Problem to solve
Tally the lines containing the word "subtitle" and give the total alone.

Extracted entries
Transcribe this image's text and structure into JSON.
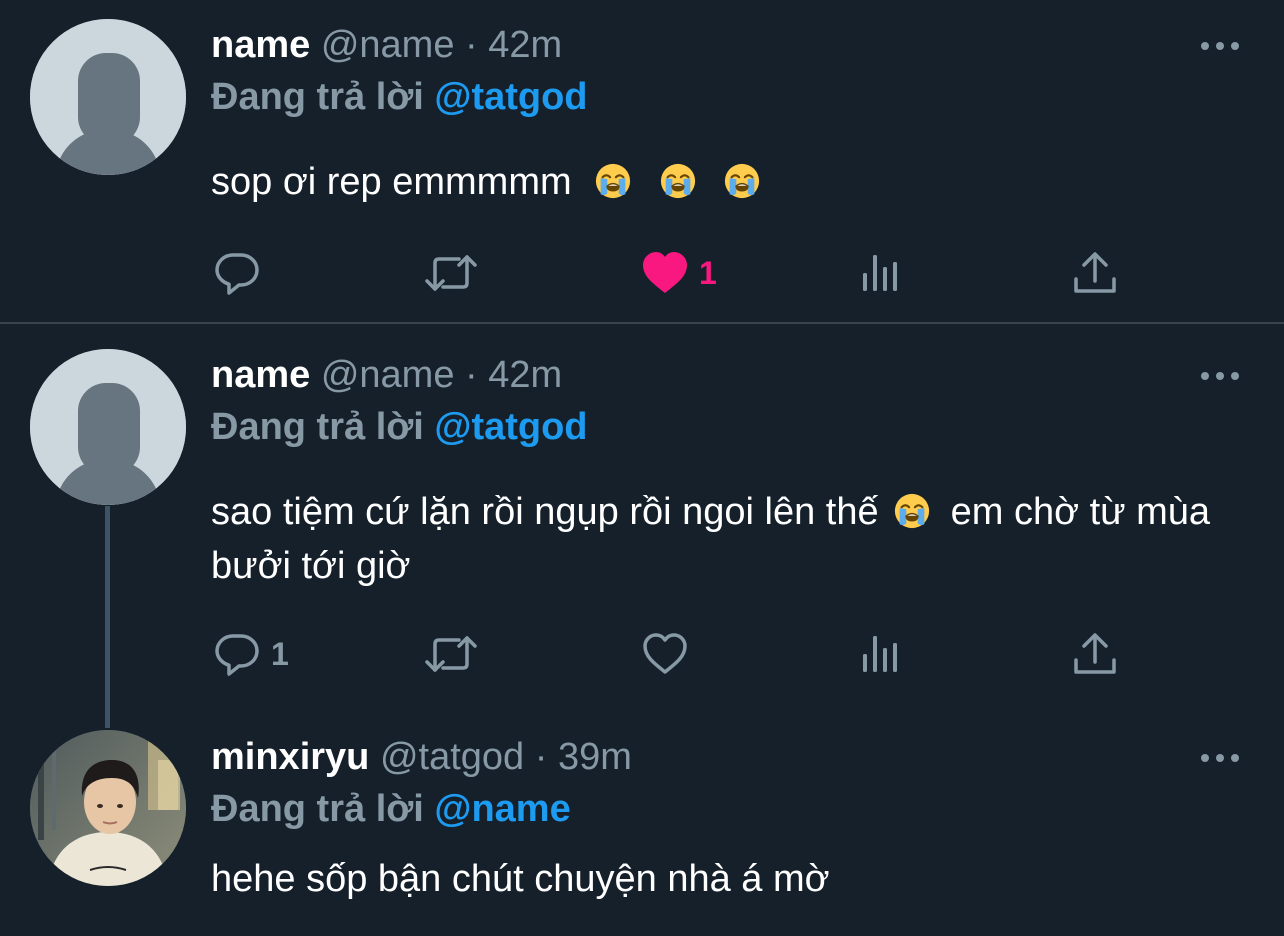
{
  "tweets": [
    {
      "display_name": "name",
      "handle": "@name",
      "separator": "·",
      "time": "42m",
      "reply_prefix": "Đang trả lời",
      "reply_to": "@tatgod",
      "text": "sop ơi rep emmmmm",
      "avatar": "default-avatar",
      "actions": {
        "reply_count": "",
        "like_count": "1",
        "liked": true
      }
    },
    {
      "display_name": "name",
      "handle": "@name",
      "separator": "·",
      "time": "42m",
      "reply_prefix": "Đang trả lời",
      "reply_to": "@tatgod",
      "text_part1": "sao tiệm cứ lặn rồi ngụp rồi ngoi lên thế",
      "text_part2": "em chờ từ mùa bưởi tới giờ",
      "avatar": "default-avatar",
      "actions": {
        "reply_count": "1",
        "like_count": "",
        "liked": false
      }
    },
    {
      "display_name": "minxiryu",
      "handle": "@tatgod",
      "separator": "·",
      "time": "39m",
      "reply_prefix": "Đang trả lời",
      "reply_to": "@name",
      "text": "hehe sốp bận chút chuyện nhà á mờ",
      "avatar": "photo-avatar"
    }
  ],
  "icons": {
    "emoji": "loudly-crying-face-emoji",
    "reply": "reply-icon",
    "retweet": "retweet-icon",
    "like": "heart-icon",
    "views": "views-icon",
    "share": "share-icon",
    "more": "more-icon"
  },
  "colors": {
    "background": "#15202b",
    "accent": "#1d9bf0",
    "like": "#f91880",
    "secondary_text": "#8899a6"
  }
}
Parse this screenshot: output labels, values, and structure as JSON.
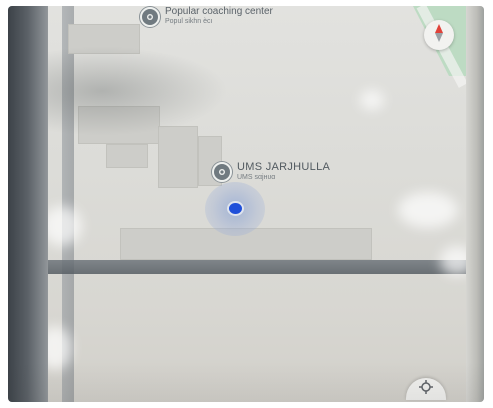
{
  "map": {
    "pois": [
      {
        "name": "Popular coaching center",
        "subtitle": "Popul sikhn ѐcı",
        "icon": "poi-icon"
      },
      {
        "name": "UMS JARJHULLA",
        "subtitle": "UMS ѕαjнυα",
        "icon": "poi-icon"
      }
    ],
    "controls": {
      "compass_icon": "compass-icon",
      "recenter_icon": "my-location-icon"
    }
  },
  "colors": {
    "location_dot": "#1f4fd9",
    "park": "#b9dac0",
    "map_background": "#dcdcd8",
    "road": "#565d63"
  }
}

Reply
2